_THE REQUEST_
Restate the material word for word and leave out anything that is a picture.

_LISTING_
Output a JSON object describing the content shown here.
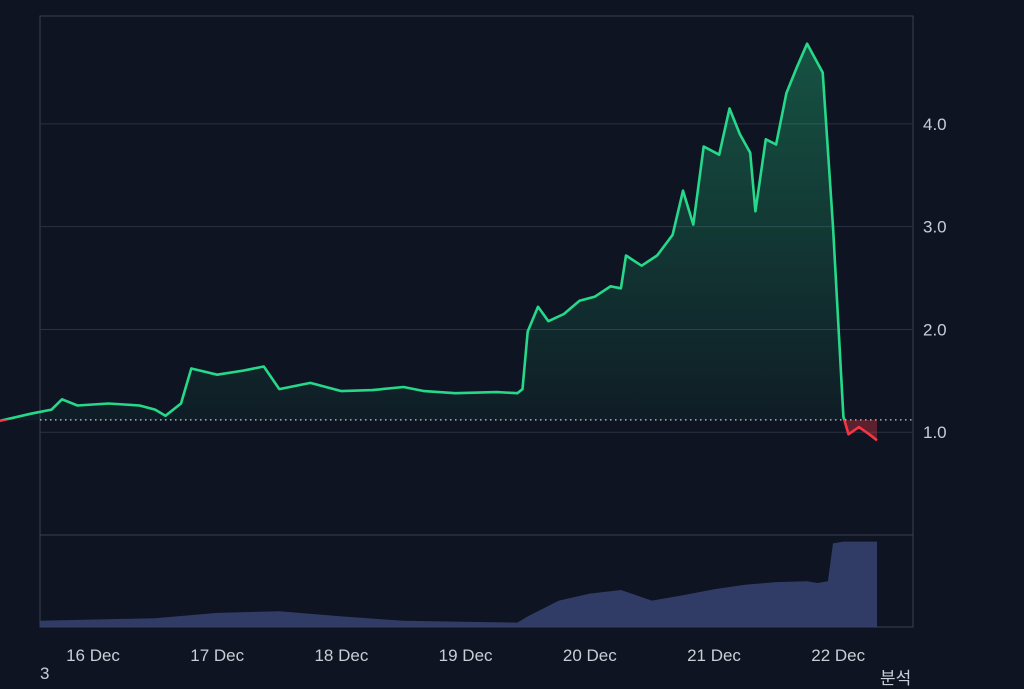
{
  "chart_data": {
    "type": "area",
    "title": "",
    "xlabel": "",
    "ylabel": "",
    "x_ticks": [
      "16 Dec",
      "17 Dec",
      "18 Dec",
      "19 Dec",
      "20 Dec",
      "21 Dec",
      "22 Dec"
    ],
    "y_ticks": [
      "1.0",
      "2.0",
      "3.0",
      "4.0"
    ],
    "ylim": [
      0,
      5.05
    ],
    "xlim": [
      "2023-12-15 13:00",
      "2023-12-22 19:30"
    ],
    "baseline": 1.12,
    "grid": "horizontal",
    "colors": {
      "up": "#26d98a",
      "down": "#f23645",
      "volume": "#343e6a",
      "background": "#0e1421"
    },
    "series": [
      {
        "values": [
          [
            "2023-12-15 13:00",
            1.12
          ],
          [
            "2023-12-15 18:00",
            1.11
          ],
          [
            "2023-12-16 00:00",
            1.18
          ],
          [
            "2023-12-16 04:00",
            1.22
          ],
          [
            "2023-12-16 06:00",
            1.32
          ],
          [
            "2023-12-16 09:00",
            1.26
          ],
          [
            "2023-12-16 15:00",
            1.28
          ],
          [
            "2023-12-16 21:00",
            1.26
          ],
          [
            "2023-12-17 00:00",
            1.22
          ],
          [
            "2023-12-17 02:00",
            1.16
          ],
          [
            "2023-12-17 05:00",
            1.28
          ],
          [
            "2023-12-17 07:00",
            1.62
          ],
          [
            "2023-12-17 12:00",
            1.56
          ],
          [
            "2023-12-17 17:00",
            1.6
          ],
          [
            "2023-12-17 21:00",
            1.64
          ],
          [
            "2023-12-18 00:00",
            1.42
          ],
          [
            "2023-12-18 06:00",
            1.48
          ],
          [
            "2023-12-18 12:00",
            1.4
          ],
          [
            "2023-12-18 18:00",
            1.41
          ],
          [
            "2023-12-19 00:00",
            1.44
          ],
          [
            "2023-12-19 04:00",
            1.4
          ],
          [
            "2023-12-19 10:00",
            1.38
          ],
          [
            "2023-12-19 18:00",
            1.39
          ],
          [
            "2023-12-19 22:00",
            1.38
          ],
          [
            "2023-12-19 23:00",
            1.42
          ],
          [
            "2023-12-20 00:00",
            1.98
          ],
          [
            "2023-12-20 02:00",
            2.22
          ],
          [
            "2023-12-20 04:00",
            2.08
          ],
          [
            "2023-12-20 07:00",
            2.15
          ],
          [
            "2023-12-20 10:00",
            2.28
          ],
          [
            "2023-12-20 13:00",
            2.32
          ],
          [
            "2023-12-20 16:00",
            2.42
          ],
          [
            "2023-12-20 18:00",
            2.4
          ],
          [
            "2023-12-20 19:00",
            2.72
          ],
          [
            "2023-12-20 22:00",
            2.62
          ],
          [
            "2023-12-21 01:00",
            2.72
          ],
          [
            "2023-12-21 04:00",
            2.92
          ],
          [
            "2023-12-21 06:00",
            3.35
          ],
          [
            "2023-12-21 08:00",
            3.02
          ],
          [
            "2023-12-21 10:00",
            3.78
          ],
          [
            "2023-12-21 13:00",
            3.7
          ],
          [
            "2023-12-21 15:00",
            4.15
          ],
          [
            "2023-12-21 17:00",
            3.9
          ],
          [
            "2023-12-21 19:00",
            3.72
          ],
          [
            "2023-12-21 20:00",
            3.15
          ],
          [
            "2023-12-21 22:00",
            3.85
          ],
          [
            "2023-12-22 00:00",
            3.8
          ],
          [
            "2023-12-22 02:00",
            4.3
          ],
          [
            "2023-12-22 04:00",
            4.55
          ],
          [
            "2023-12-22 06:00",
            4.78
          ],
          [
            "2023-12-22 09:00",
            4.5
          ],
          [
            "2023-12-22 11:00",
            3.0
          ],
          [
            "2023-12-22 13:00",
            1.15
          ],
          [
            "2023-12-22 14:00",
            0.98
          ],
          [
            "2023-12-22 16:00",
            1.05
          ],
          [
            "2023-12-22 18:00",
            0.98
          ],
          [
            "2023-12-22 19:30",
            0.92
          ]
        ]
      },
      {
        "name": "",
        "type": "area",
        "values": [
          [
            "2023-12-15 13:00",
            0.08
          ],
          [
            "2023-12-16 00:00",
            0.07
          ],
          [
            "2023-12-17 00:00",
            0.1
          ],
          [
            "2023-12-17 12:00",
            0.16
          ],
          [
            "2023-12-18 00:00",
            0.18
          ],
          [
            "2023-12-18 12:00",
            0.12
          ],
          [
            "2023-12-19 00:00",
            0.07
          ],
          [
            "2023-12-19 22:00",
            0.05
          ],
          [
            "2023-12-20 00:00",
            0.12
          ],
          [
            "2023-12-20 06:00",
            0.3
          ],
          [
            "2023-12-20 12:00",
            0.38
          ],
          [
            "2023-12-20 18:00",
            0.42
          ],
          [
            "2023-12-21 00:00",
            0.3
          ],
          [
            "2023-12-21 06:00",
            0.36
          ],
          [
            "2023-12-21 12:00",
            0.43
          ],
          [
            "2023-12-21 18:00",
            0.48
          ],
          [
            "2023-12-22 00:00",
            0.51
          ],
          [
            "2023-12-22 06:00",
            0.52
          ],
          [
            "2023-12-22 08:00",
            0.5
          ],
          [
            "2023-12-22 10:00",
            0.52
          ],
          [
            "2023-12-22 11:00",
            0.95
          ],
          [
            "2023-12-22 13:00",
            0.97
          ],
          [
            "2023-12-22 19:30",
            0.97
          ]
        ]
      }
    ]
  },
  "footer": {
    "left_text": "3",
    "right_text": "분석"
  }
}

_EXERCISE RESULT_
Output a JSON object describing the content shown here.
{
  "chart_data": {
    "type": "area",
    "title": "",
    "xlabel": "",
    "ylabel": "",
    "x_ticks": [
      "16 Dec",
      "17 Dec",
      "18 Dec",
      "19 Dec",
      "20 Dec",
      "21 Dec",
      "22 Dec"
    ],
    "y_ticks": [
      "1.0",
      "2.0",
      "3.0",
      "4.0"
    ],
    "ylim": [
      0,
      5.05
    ],
    "xlim": [
      "2023-12-15 13:00",
      "2023-12-22 19:30"
    ],
    "baseline": 1.12,
    "grid": "horizontal",
    "colors": {
      "up": "#26d98a",
      "down": "#f23645",
      "volume": "#343e6a",
      "background": "#0e1421"
    },
    "series": [
      {
        "values": [
          [
            "2023-12-15 13:00",
            1.12
          ],
          [
            "2023-12-15 18:00",
            1.11
          ],
          [
            "2023-12-16 00:00",
            1.18
          ],
          [
            "2023-12-16 04:00",
            1.22
          ],
          [
            "2023-12-16 06:00",
            1.32
          ],
          [
            "2023-12-16 09:00",
            1.26
          ],
          [
            "2023-12-16 15:00",
            1.28
          ],
          [
            "2023-12-16 21:00",
            1.26
          ],
          [
            "2023-12-17 00:00",
            1.22
          ],
          [
            "2023-12-17 02:00",
            1.16
          ],
          [
            "2023-12-17 05:00",
            1.28
          ],
          [
            "2023-12-17 07:00",
            1.62
          ],
          [
            "2023-12-17 12:00",
            1.56
          ],
          [
            "2023-12-17 17:00",
            1.6
          ],
          [
            "2023-12-17 21:00",
            1.64
          ],
          [
            "2023-12-18 00:00",
            1.42
          ],
          [
            "2023-12-18 06:00",
            1.48
          ],
          [
            "2023-12-18 12:00",
            1.4
          ],
          [
            "2023-12-18 18:00",
            1.41
          ],
          [
            "2023-12-19 00:00",
            1.44
          ],
          [
            "2023-12-19 04:00",
            1.4
          ],
          [
            "2023-12-19 10:00",
            1.38
          ],
          [
            "2023-12-19 18:00",
            1.39
          ],
          [
            "2023-12-19 22:00",
            1.38
          ],
          [
            "2023-12-19 23:00",
            1.42
          ],
          [
            "2023-12-20 00:00",
            1.98
          ],
          [
            "2023-12-20 02:00",
            2.22
          ],
          [
            "2023-12-20 04:00",
            2.08
          ],
          [
            "2023-12-20 07:00",
            2.15
          ],
          [
            "2023-12-20 10:00",
            2.28
          ],
          [
            "2023-12-20 13:00",
            2.32
          ],
          [
            "2023-12-20 16:00",
            2.42
          ],
          [
            "2023-12-20 18:00",
            2.4
          ],
          [
            "2023-12-20 19:00",
            2.72
          ],
          [
            "2023-12-20 22:00",
            2.62
          ],
          [
            "2023-12-21 01:00",
            2.72
          ],
          [
            "2023-12-21 04:00",
            2.92
          ],
          [
            "2023-12-21 06:00",
            3.35
          ],
          [
            "2023-12-21 08:00",
            3.02
          ],
          [
            "2023-12-21 10:00",
            3.78
          ],
          [
            "2023-12-21 13:00",
            3.7
          ],
          [
            "2023-12-21 15:00",
            4.15
          ],
          [
            "2023-12-21 17:00",
            3.9
          ],
          [
            "2023-12-21 19:00",
            3.72
          ],
          [
            "2023-12-21 20:00",
            3.15
          ],
          [
            "2023-12-21 22:00",
            3.85
          ],
          [
            "2023-12-22 00:00",
            3.8
          ],
          [
            "2023-12-22 02:00",
            4.3
          ],
          [
            "2023-12-22 04:00",
            4.55
          ],
          [
            "2023-12-22 06:00",
            4.78
          ],
          [
            "2023-12-22 09:00",
            4.5
          ],
          [
            "2023-12-22 11:00",
            3.0
          ],
          [
            "2023-12-22 13:00",
            1.15
          ],
          [
            "2023-12-22 14:00",
            0.98
          ],
          [
            "2023-12-22 16:00",
            1.05
          ],
          [
            "2023-12-22 18:00",
            0.98
          ],
          [
            "2023-12-22 19:30",
            0.92
          ]
        ]
      },
      {
        "name": "",
        "type": "area",
        "values": [
          [
            "2023-12-15 13:00",
            0.08
          ],
          [
            "2023-12-16 00:00",
            0.07
          ],
          [
            "2023-12-17 00:00",
            0.1
          ],
          [
            "2023-12-17 12:00",
            0.16
          ],
          [
            "2023-12-18 00:00",
            0.18
          ],
          [
            "2023-12-18 12:00",
            0.12
          ],
          [
            "2023-12-19 00:00",
            0.07
          ],
          [
            "2023-12-19 22:00",
            0.05
          ],
          [
            "2023-12-20 00:00",
            0.12
          ],
          [
            "2023-12-20 06:00",
            0.3
          ],
          [
            "2023-12-20 12:00",
            0.38
          ],
          [
            "2023-12-20 18:00",
            0.42
          ],
          [
            "2023-12-21 00:00",
            0.3
          ],
          [
            "2023-12-21 06:00",
            0.36
          ],
          [
            "2023-12-21 12:00",
            0.43
          ],
          [
            "2023-12-21 18:00",
            0.48
          ],
          [
            "2023-12-22 00:00",
            0.51
          ],
          [
            "2023-12-22 06:00",
            0.52
          ],
          [
            "2023-12-22 08:00",
            0.5
          ],
          [
            "2023-12-22 10:00",
            0.52
          ],
          [
            "2023-12-22 11:00",
            0.95
          ],
          [
            "2023-12-22 13:00",
            0.97
          ],
          [
            "2023-12-22 19:30",
            0.97
          ]
        ]
      }
    ]
  },
  "footer": {
    "left_text": "3",
    "right_text": "분석"
  }
}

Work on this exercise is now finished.